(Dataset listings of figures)
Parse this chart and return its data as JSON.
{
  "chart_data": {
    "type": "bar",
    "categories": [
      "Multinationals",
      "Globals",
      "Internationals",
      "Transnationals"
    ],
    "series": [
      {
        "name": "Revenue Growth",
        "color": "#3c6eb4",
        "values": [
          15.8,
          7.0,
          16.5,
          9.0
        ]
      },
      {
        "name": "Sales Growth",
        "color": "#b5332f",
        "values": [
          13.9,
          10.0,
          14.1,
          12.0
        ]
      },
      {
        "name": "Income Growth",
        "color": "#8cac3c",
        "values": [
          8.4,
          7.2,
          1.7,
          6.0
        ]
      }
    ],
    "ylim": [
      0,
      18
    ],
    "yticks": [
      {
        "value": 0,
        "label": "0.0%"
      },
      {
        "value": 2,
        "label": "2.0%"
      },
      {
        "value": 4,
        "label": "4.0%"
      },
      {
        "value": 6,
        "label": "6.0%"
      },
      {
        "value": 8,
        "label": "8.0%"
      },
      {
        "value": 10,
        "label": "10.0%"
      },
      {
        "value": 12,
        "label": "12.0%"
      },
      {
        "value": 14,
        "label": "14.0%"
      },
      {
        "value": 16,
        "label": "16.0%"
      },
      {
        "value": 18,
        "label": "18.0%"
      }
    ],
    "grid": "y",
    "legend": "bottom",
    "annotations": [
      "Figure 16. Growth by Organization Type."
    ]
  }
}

Description of the task:
Set out the complete listing exactly as shown.

Written response:
Parse this chart and return its data as JSON.
{
  "chart_data": {
    "type": "bar",
    "categories": [
      "Multinationals",
      "Globals",
      "Internationals",
      "Transnationals"
    ],
    "series": [
      {
        "name": "Revenue Growth",
        "color": "#3c6eb4",
        "values": [
          15.8,
          7.0,
          16.5,
          9.0
        ]
      },
      {
        "name": "Sales Growth",
        "color": "#b5332f",
        "values": [
          13.9,
          10.0,
          14.1,
          12.0
        ]
      },
      {
        "name": "Income Growth",
        "color": "#8cac3c",
        "values": [
          8.4,
          7.2,
          1.7,
          6.0
        ]
      }
    ],
    "ylim": [
      0,
      18
    ],
    "yticks": [
      {
        "value": 0,
        "label": "0.0%"
      },
      {
        "value": 2,
        "label": "2.0%"
      },
      {
        "value": 4,
        "label": "4.0%"
      },
      {
        "value": 6,
        "label": "6.0%"
      },
      {
        "value": 8,
        "label": "8.0%"
      },
      {
        "value": 10,
        "label": "10.0%"
      },
      {
        "value": 12,
        "label": "12.0%"
      },
      {
        "value": 14,
        "label": "14.0%"
      },
      {
        "value": 16,
        "label": "16.0%"
      },
      {
        "value": 18,
        "label": "18.0%"
      }
    ],
    "grid": "y",
    "legend": "bottom",
    "annotations": [
      "Figure 16. Growth by Organization Type."
    ]
  }
}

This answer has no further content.